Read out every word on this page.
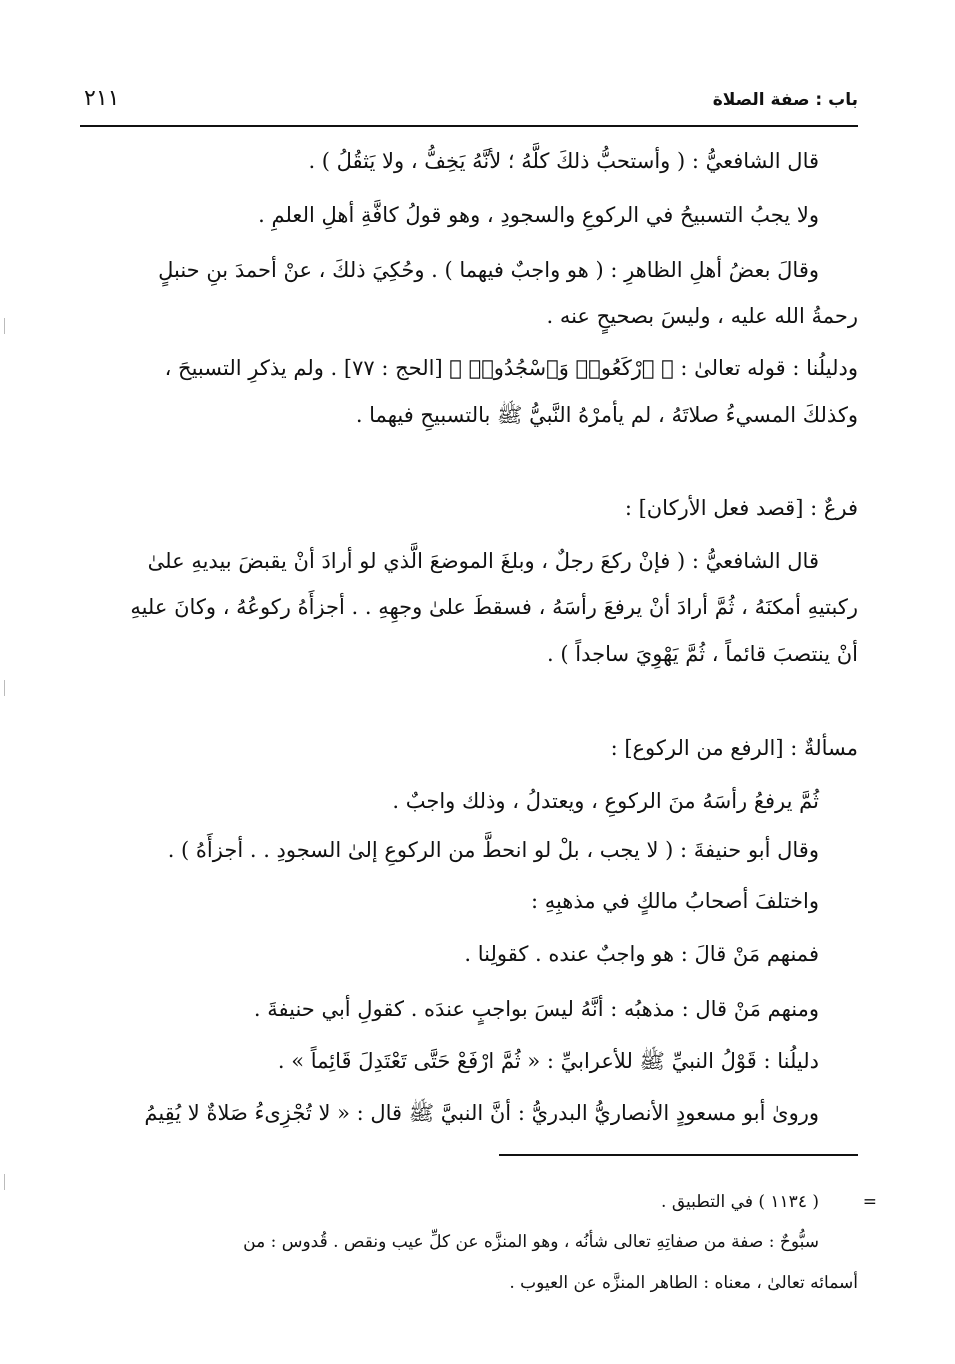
باب : صفة الصلاة
٢١١
قال الشافعيُّ : ( وأستحبُّ ذلكَ كلَّهُ ؛ لأنَّهُ يَخِفُّ ، ولا يَثقُلُ ) .
ولا يجبُ التسبيحُ في الركوعِ والسجودِ ، وهو قولُ كافَّةِ أهلِ العلمِ .
وقالَ بعضُ أهلِ الظاهرِ : ( هو واجبٌ فيهما ) . وحُكِيَ ذلكَ ، عنْ أحمدَ بنِ حنبلٍ
رحمةُ الله عليه ، وليسَ بصحيحٍ عنه .
ودليلُنا : قوله تعالىٰ : ﴿ ٱرْكَعُوا۟ وَٱسْجُدُوا۟ ﴾ [الحج : ٧٧] . ولم يذكرِ التسبيحَ ،
وكذلكَ المسيءُ صلاتَهُ ، لم يأمرْهُ النَّبيُّ ﷺ بالتسبيحِ فيهما .
فرعٌ : [قصد فعل الأركان] :
قال الشافعيُّ : ( فإنْ ركعَ رجلٌ ، وبلغَ الموضعَ الَّذي لو أرادَ أنْ يقبضَ بيديهِ علىٰ
ركبتيهِ أمكنَهُ ، ثُمَّ أرادَ أنْ يرفعَ رأسَهُ ، فسقطَ علىٰ وجهِهِ . . أجزأَهُ ركوعُهُ ، وكانَ عليهِ
أنْ ينتصبَ قائماً ، ثُمَّ يَهْوِيَ ساجداً ) .
مسألةٌ : [الرفع من الركوع] :
ثُمَّ يرفعُ رأسَهُ منَ الركوعِ ، ويعتدلُ ، وذلك واجبٌ .
وقال أبو حنيفةَ : ( لا يجب ، بلْ لو انحطَّ من الركوعِ إلىٰ السجودِ . . أجزأَهُ ) .
واختلفَ أصحابُ مالكٍ في مذهبِهِ :
فمنهم مَنْ قالَ : هو واجبٌ عنده . كقولِنا .
ومنهم مَنْ قال : مذهبُه : أنَّهُ ليسَ بواجبٍ عندَه . كقولِ أبي حنيفةَ .
دليلُنا : قَوْلُ النبيِّ ﷺ للأعرابيِّ : « ثُمَّ ارْفَعْ حَتَّى تَعْتَدِلَ قَائِماً » .
ورویٰ أبو مسعودٍ الأنصاريُّ البدريُّ : أنَّ النبيَّ ﷺ قال : « لا تُجْزِىءُ صَلاةٌ لا يُقِيمُ
=
( ١١٣٤ ) في التطبيق .
سبُّوحٌ : صفة من صفاتِهِ تعالى شأنُه ، وهو المنزَّه عن كلِّ عيب ونقص . قُدوس : من
أسمائه تعالىٰ ، معناه : الطاهر المنزَّه عن العيوب .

——————

**REQUIRED WORK**: Read through the lines above and collect those that contain the string "حنيفة".

**RESULT OF THE EXERCISE**:
وقال أبو حنيفةَ : ( لا يجب ، بلْ لو انحطَّ من الركوعِ إلىٰ السجودِ . . أجزأَهُ ) .
ومنهم مَنْ قال : مذهبُه : أنَّهُ ليسَ بواجبٍ عندَه . كقولِ أبي حنيفةَ .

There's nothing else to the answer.